**Problem description:**
Go through the data below and copy it exactly, skipping every picture.

(Records from a data collection)
★ ★ ★
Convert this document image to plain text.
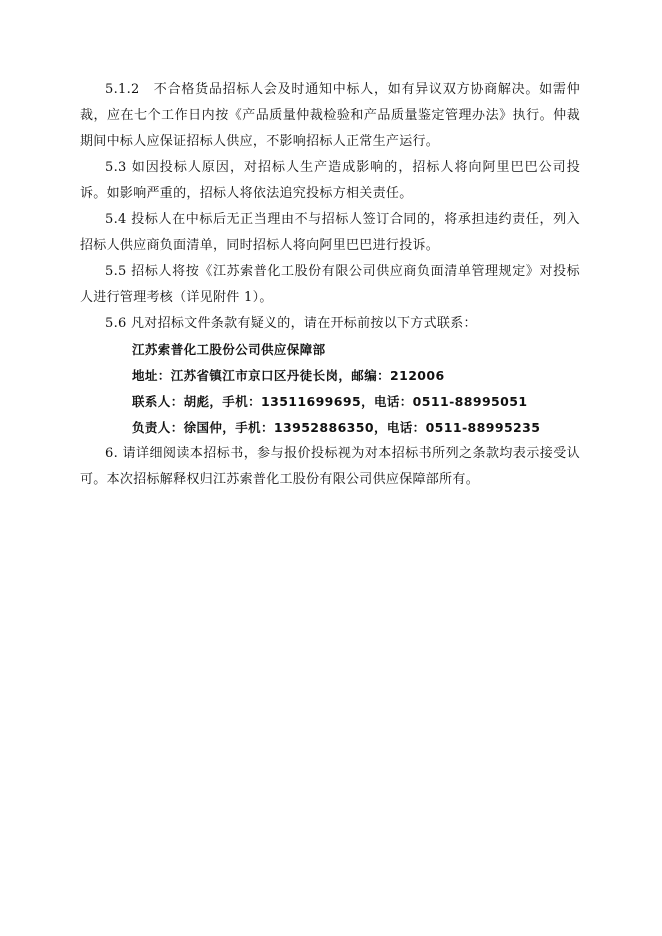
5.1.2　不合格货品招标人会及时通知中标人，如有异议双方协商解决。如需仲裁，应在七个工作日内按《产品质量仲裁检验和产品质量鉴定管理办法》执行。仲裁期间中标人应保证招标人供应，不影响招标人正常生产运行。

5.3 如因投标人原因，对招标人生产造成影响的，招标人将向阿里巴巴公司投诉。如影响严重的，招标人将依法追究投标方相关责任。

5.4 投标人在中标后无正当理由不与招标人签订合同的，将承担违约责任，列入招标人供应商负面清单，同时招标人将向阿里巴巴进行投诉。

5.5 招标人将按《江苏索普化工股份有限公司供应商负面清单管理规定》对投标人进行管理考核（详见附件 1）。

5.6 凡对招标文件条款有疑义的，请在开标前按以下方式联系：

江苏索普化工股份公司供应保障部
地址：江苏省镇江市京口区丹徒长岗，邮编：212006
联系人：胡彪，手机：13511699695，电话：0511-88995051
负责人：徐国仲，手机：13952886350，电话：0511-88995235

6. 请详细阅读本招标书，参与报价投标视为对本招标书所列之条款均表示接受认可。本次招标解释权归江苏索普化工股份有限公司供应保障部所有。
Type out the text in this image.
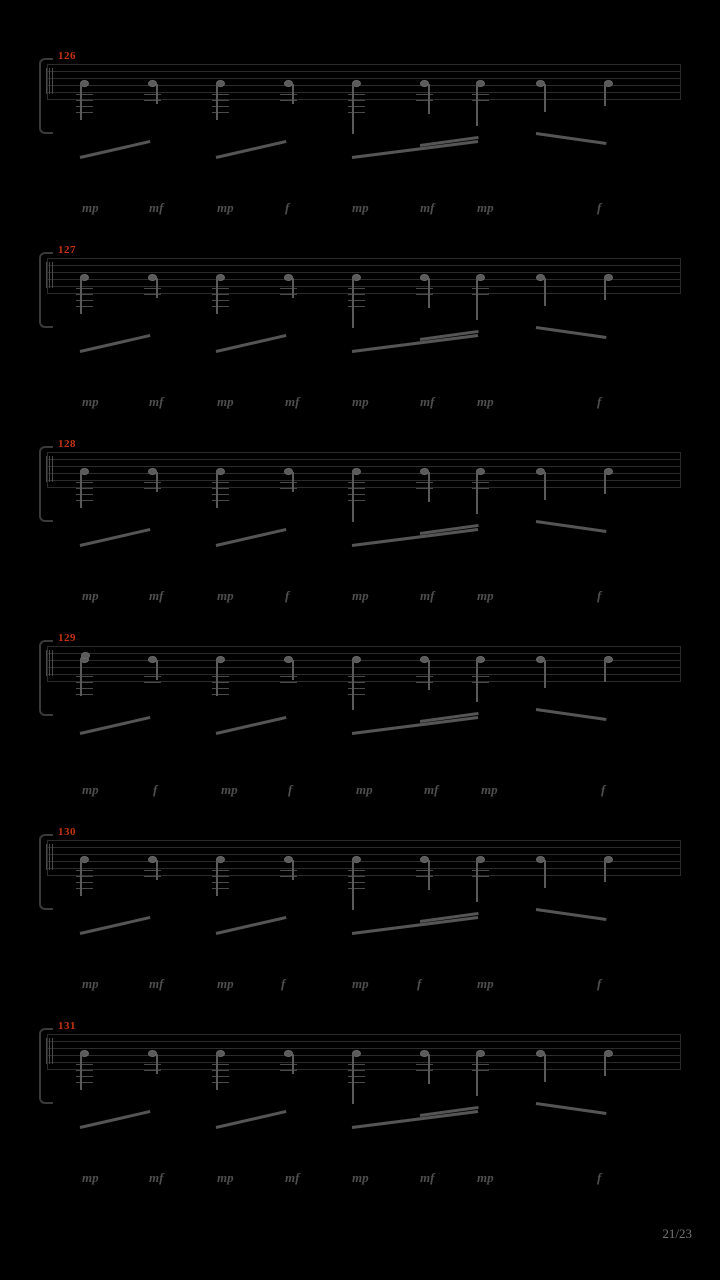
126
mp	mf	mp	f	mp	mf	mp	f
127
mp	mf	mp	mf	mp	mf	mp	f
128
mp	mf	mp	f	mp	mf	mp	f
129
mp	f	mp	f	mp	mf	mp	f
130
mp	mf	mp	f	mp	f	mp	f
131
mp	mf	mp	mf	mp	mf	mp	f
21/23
★ ★ ★
**Exercise response:**
Convert this document image to plain text.
5.1.2　不合格货品招标人会及时通知中标人，如有异议双方协商解决。如需仲裁，应在七个工作日内按《产品质量仲裁检验和产品质量鉴定管理办法》执行。仲裁期间中标人应保证招标人供应，不影响招标人正常生产运行。

5.3 如因投标人原因，对招标人生产造成影响的，招标人将向阿里巴巴公司投诉。如影响严重的，招标人将依法追究投标方相关责任。

5.4 投标人在中标后无正当理由不与招标人签订合同的，将承担违约责任，列入招标人供应商负面清单，同时招标人将向阿里巴巴进行投诉。

5.5 招标人将按《江苏索普化工股份有限公司供应商负面清单管理规定》对投标人进行管理考核（详见附件 1）。

5.6 凡对招标文件条款有疑义的，请在开标前按以下方式联系：

江苏索普化工股份公司供应保障部
地址：江苏省镇江市京口区丹徒长岗，邮编：212006
联系人：胡彪，手机：13511699695，电话：0511-88995051
负责人：徐国仲，手机：13952886350，电话：0511-88995235

6. 请详细阅读本招标书，参与报价投标视为对本招标书所列之条款均表示接受认可。本次招标解释权归江苏索普化工股份有限公司供应保障部所有。
Type out the text in this image.
126
mp	mf	mp	f	mp	mf	mp	f
127
mp	mf	mp	mf	mp	mf	mp	f
128
mp	mf	mp	f	mp	mf	mp	f
129
mp	f	mp	f	mp	mf	mp	f
130
mp	mf	mp	f	mp	f	mp	f
131
mp	mf	mp	mf	mp	mf	mp	f
21/23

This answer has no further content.